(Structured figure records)
________________________

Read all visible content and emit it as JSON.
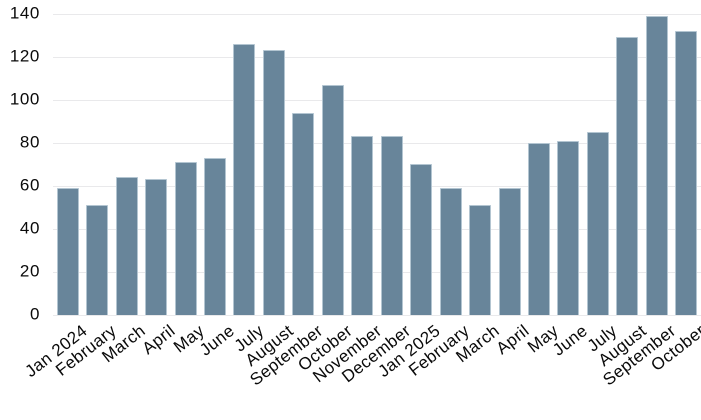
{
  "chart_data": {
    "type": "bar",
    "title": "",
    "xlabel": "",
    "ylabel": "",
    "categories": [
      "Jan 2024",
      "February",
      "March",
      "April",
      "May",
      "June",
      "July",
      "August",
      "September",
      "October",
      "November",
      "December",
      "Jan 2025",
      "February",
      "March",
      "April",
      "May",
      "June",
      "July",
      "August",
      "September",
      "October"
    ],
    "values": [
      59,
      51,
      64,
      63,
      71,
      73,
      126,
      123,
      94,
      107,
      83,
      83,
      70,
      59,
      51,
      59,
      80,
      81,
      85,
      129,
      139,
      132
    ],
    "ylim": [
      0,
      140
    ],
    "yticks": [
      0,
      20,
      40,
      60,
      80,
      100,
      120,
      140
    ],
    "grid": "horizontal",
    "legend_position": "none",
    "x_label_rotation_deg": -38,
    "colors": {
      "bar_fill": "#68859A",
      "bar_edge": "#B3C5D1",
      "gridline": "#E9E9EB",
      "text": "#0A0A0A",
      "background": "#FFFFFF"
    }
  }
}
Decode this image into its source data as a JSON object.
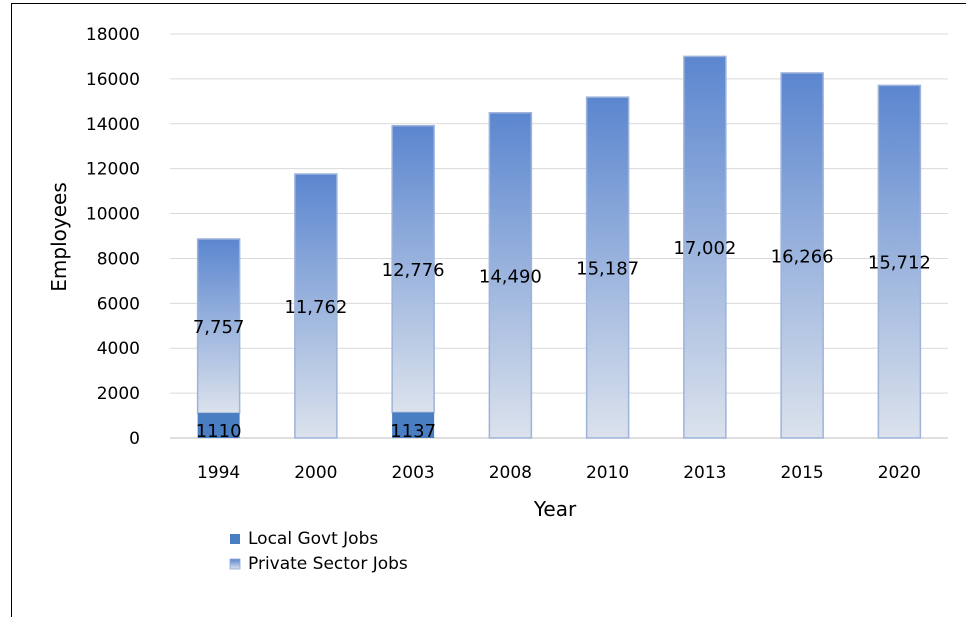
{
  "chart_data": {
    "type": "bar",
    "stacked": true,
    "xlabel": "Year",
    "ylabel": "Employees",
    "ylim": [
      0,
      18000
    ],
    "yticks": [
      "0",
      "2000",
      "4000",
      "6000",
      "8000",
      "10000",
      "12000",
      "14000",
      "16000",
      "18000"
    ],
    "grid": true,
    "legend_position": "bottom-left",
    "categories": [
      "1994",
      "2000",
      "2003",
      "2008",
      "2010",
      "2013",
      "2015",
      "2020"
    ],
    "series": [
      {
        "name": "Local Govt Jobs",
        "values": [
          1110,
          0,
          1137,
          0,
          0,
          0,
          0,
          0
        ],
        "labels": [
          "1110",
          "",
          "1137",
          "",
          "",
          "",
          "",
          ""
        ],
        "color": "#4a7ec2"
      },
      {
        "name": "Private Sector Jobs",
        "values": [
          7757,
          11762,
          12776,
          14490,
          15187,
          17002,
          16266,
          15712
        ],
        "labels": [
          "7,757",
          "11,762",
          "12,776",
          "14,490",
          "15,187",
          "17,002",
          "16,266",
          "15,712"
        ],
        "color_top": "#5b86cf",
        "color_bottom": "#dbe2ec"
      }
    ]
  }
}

________________________

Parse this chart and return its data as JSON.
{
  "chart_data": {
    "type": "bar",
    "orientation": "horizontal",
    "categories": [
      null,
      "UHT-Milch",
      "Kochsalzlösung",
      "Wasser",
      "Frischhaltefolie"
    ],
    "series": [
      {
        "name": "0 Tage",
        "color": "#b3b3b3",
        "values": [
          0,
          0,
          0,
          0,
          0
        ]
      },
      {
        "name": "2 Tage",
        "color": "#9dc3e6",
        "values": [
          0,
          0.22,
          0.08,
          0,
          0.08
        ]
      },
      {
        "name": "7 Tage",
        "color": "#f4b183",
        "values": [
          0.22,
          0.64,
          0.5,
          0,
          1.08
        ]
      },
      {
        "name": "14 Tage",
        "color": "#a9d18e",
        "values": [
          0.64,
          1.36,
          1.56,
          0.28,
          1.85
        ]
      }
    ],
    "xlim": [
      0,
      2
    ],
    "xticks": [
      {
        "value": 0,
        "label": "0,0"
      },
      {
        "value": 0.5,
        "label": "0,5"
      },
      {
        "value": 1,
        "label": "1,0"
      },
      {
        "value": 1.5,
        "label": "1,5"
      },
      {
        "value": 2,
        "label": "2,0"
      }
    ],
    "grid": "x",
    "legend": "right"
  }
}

________________________

• Problem requirements:
Copy each line containing the word "name" from the data.

• Solution to this exercise:
        "name": "Local Govt Jobs",
        "name": "Private Sector Jobs",
        "name": "0 Tage",
        "name": "2 Tage",
        "name": "7 Tage",
        "name": "14 Tage",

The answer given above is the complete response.